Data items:
-.-.-
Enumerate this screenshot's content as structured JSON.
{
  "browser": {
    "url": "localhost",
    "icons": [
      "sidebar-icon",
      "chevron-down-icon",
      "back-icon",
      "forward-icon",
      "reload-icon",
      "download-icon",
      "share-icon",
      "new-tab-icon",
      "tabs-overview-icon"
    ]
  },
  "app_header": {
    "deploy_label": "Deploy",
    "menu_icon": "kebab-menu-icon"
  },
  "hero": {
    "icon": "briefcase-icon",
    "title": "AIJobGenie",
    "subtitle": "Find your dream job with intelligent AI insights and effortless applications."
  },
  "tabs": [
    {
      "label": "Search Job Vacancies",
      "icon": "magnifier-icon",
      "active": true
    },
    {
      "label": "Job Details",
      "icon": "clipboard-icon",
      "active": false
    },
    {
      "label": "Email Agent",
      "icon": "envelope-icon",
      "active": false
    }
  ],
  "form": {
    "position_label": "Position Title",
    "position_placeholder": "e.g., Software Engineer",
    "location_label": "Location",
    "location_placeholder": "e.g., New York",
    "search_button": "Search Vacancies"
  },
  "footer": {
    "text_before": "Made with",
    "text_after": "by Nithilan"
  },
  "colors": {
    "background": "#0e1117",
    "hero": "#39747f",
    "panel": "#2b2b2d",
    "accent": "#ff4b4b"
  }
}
-.-.-
**SHORT PROBLEM:** Retype the records above exactly.

**SOLUTION TO THE PROBLEM:**
Enumerate this screenshot's content as structured JSON.
{
  "browser": {
    "url": "localhost",
    "icons": [
      "sidebar-icon",
      "chevron-down-icon",
      "back-icon",
      "forward-icon",
      "reload-icon",
      "download-icon",
      "share-icon",
      "new-tab-icon",
      "tabs-overview-icon"
    ]
  },
  "app_header": {
    "deploy_label": "Deploy",
    "menu_icon": "kebab-menu-icon"
  },
  "hero": {
    "icon": "briefcase-icon",
    "title": "AIJobGenie",
    "subtitle": "Find your dream job with intelligent AI insights and effortless applications."
  },
  "tabs": [
    {
      "label": "Search Job Vacancies",
      "icon": "magnifier-icon",
      "active": true
    },
    {
      "label": "Job Details",
      "icon": "clipboard-icon",
      "active": false
    },
    {
      "label": "Email Agent",
      "icon": "envelope-icon",
      "active": false
    }
  ],
  "form": {
    "position_label": "Position Title",
    "position_placeholder": "e.g., Software Engineer",
    "location_label": "Location",
    "location_placeholder": "e.g., New York",
    "search_button": "Search Vacancies"
  },
  "footer": {
    "text_before": "Made with",
    "text_after": "by Nithilan"
  },
  "colors": {
    "background": "#0e1117",
    "hero": "#39747f",
    "panel": "#2b2b2d",
    "accent": "#ff4b4b"
  }
}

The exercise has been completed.